:: Dataset records

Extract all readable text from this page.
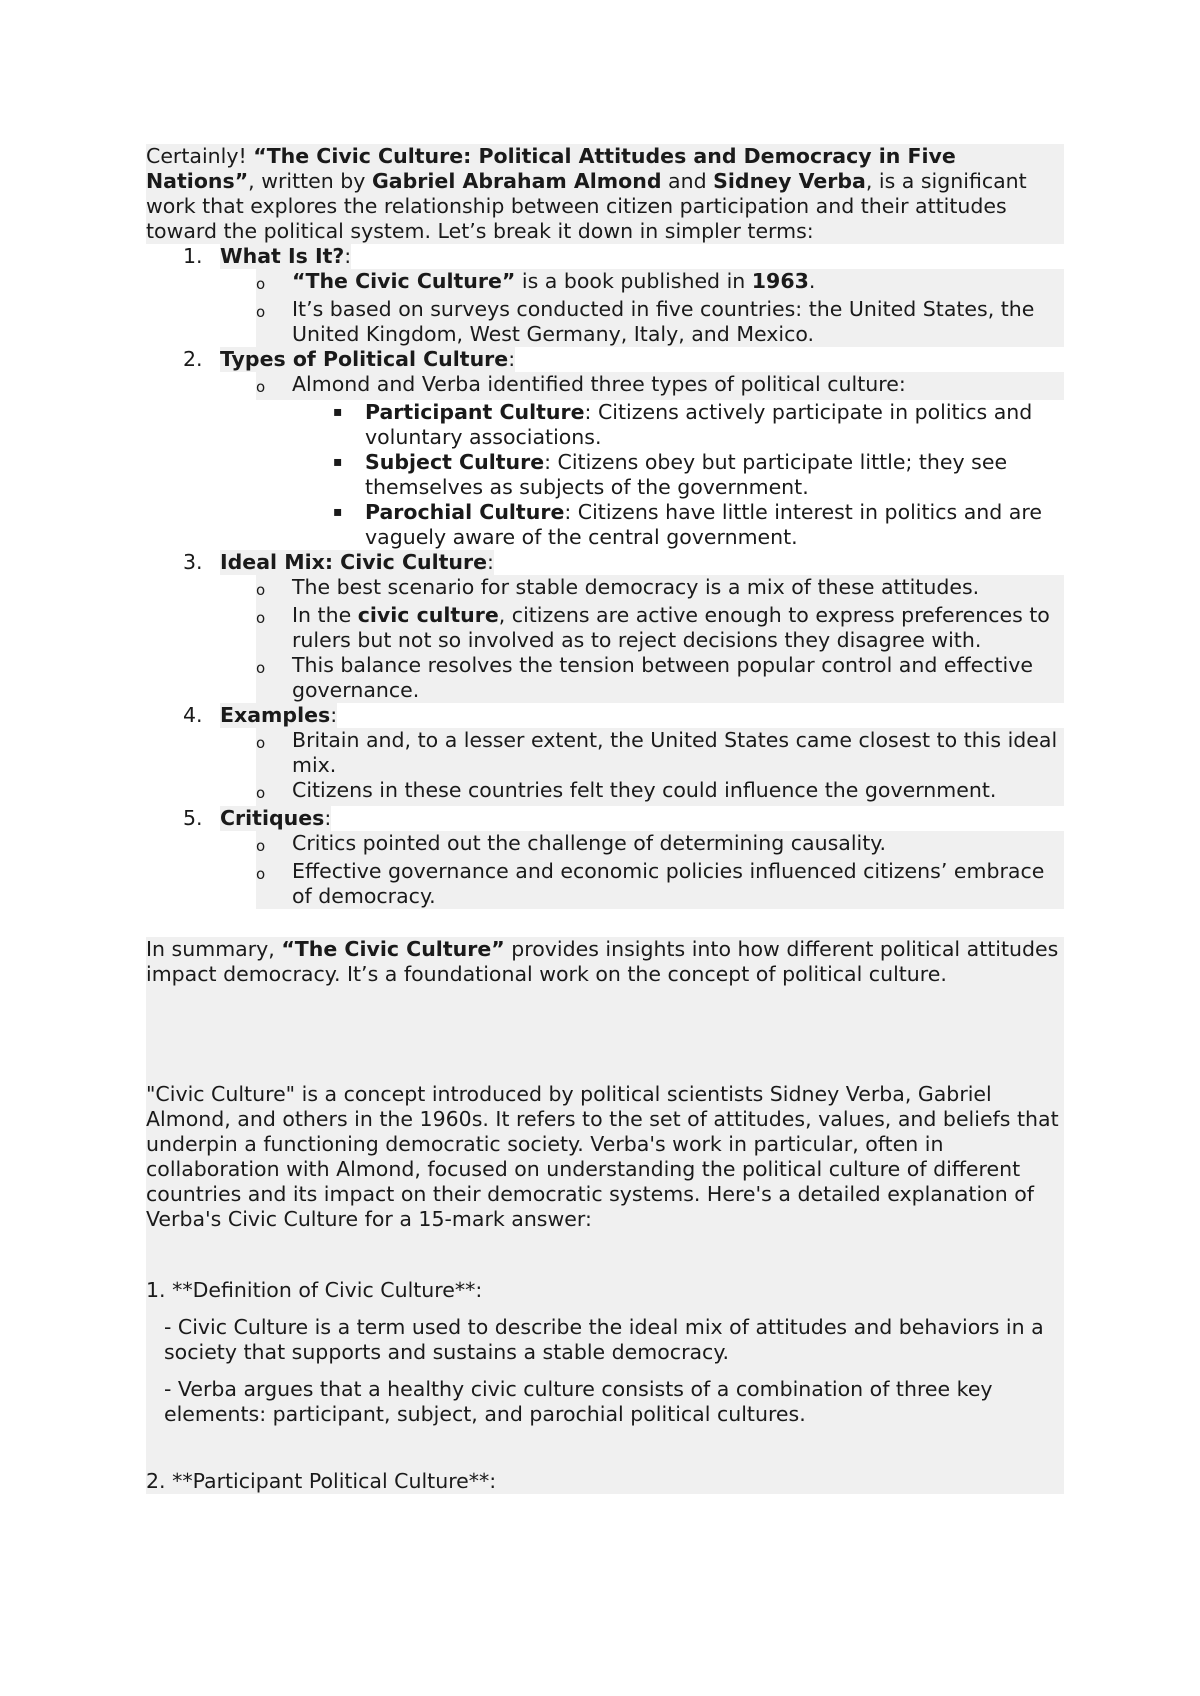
Certainly! “The Civic Culture: Political Attitudes and Democracy in Five Nations”, written by Gabriel Abraham Almond and Sidney Verba, is a significant work that explores the relationship between citizen participation and their attitudes toward the political system. Let’s break it down in simpler terms:

1. What Is It?:
o	“The Civic Culture” is a book published in 1963.
o	It’s based on surveys conducted in five countries: the United States, the United Kingdom, West Germany, Italy, and Mexico.
2. Types of Political Culture:
o	Almond and Verba identified three types of political culture:
▪	Participant Culture: Citizens actively participate in politics and voluntary associations.
▪	Subject Culture: Citizens obey but participate little; they see themselves as subjects of the government.
▪	Parochial Culture: Citizens have little interest in politics and are vaguely aware of the central government.
3. Ideal Mix: Civic Culture:
o	The best scenario for stable democracy is a mix of these attitudes.
o	In the civic culture, citizens are active enough to express preferences to rulers but not so involved as to reject decisions they disagree with.
o	This balance resolves the tension between popular control and effective governance.
4. Examples:
o	Britain and, to a lesser extent, the United States came closest to this ideal mix.
o	Citizens in these countries felt they could influence the government.
5. Critiques:
o	Critics pointed out the challenge of determining causality.
o	Effective governance and economic policies influenced citizens’ embrace of democracy.

In summary, “The Civic Culture” provides insights into how different political attitudes impact democracy. It’s a foundational work on the concept of political culture.

"Civic Culture" is a concept introduced by political scientists Sidney Verba, Gabriel Almond, and others in the 1960s. It refers to the set of attitudes, values, and beliefs that underpin a functioning democratic society. Verba's work in particular, often in collaboration with Almond, focused on understanding the political culture of different countries and its impact on their democratic systems. Here's a detailed explanation of Verba's Civic Culture for a 15-mark answer:

1. **Definition of Civic Culture**:

- Civic Culture is a term used to describe the ideal mix of attitudes and behaviors in a society that supports and sustains a stable democracy.

- Verba argues that a healthy civic culture consists of a combination of three key elements: participant, subject, and parochial political cultures.

2. **Participant Political Culture**:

::::

Set task -> Leave the images out and output the remaining material exactly as it stands.

Full answer ->
Extract all readable text from this page.
Certainly! “The Civic Culture: Political Attitudes and Democracy in Five Nations”, written by Gabriel Abraham Almond and Sidney Verba, is a significant work that explores the relationship between citizen participation and their attitudes toward the political system. Let’s break it down in simpler terms:

1. What Is It?:
o	“The Civic Culture” is a book published in 1963.
o	It’s based on surveys conducted in five countries: the United States, the United Kingdom, West Germany, Italy, and Mexico.
2. Types of Political Culture:
o	Almond and Verba identified three types of political culture:
▪	Participant Culture: Citizens actively participate in politics and voluntary associations.
▪	Subject Culture: Citizens obey but participate little; they see themselves as subjects of the government.
▪	Parochial Culture: Citizens have little interest in politics and are vaguely aware of the central government.
3. Ideal Mix: Civic Culture:
o	The best scenario for stable democracy is a mix of these attitudes.
o	In the civic culture, citizens are active enough to express preferences to rulers but not so involved as to reject decisions they disagree with.
o	This balance resolves the tension between popular control and effective governance.
4. Examples:
o	Britain and, to a lesser extent, the United States came closest to this ideal mix.
o	Citizens in these countries felt they could influence the government.
5. Critiques:
o	Critics pointed out the challenge of determining causality.
o	Effective governance and economic policies influenced citizens’ embrace of democracy.

In summary, “The Civic Culture” provides insights into how different political attitudes impact democracy. It’s a foundational work on the concept of political culture.

"Civic Culture" is a concept introduced by political scientists Sidney Verba, Gabriel Almond, and others in the 1960s. It refers to the set of attitudes, values, and beliefs that underpin a functioning democratic society. Verba's work in particular, often in collaboration with Almond, focused on understanding the political culture of different countries and its impact on their democratic systems. Here's a detailed explanation of Verba's Civic Culture for a 15-mark answer:

1. **Definition of Civic Culture**:

- Civic Culture is a term used to describe the ideal mix of attitudes and behaviors in a society that supports and sustains a stable democracy.

- Verba argues that a healthy civic culture consists of a combination of three key elements: participant, subject, and parochial political cultures.

2. **Participant Political Culture**:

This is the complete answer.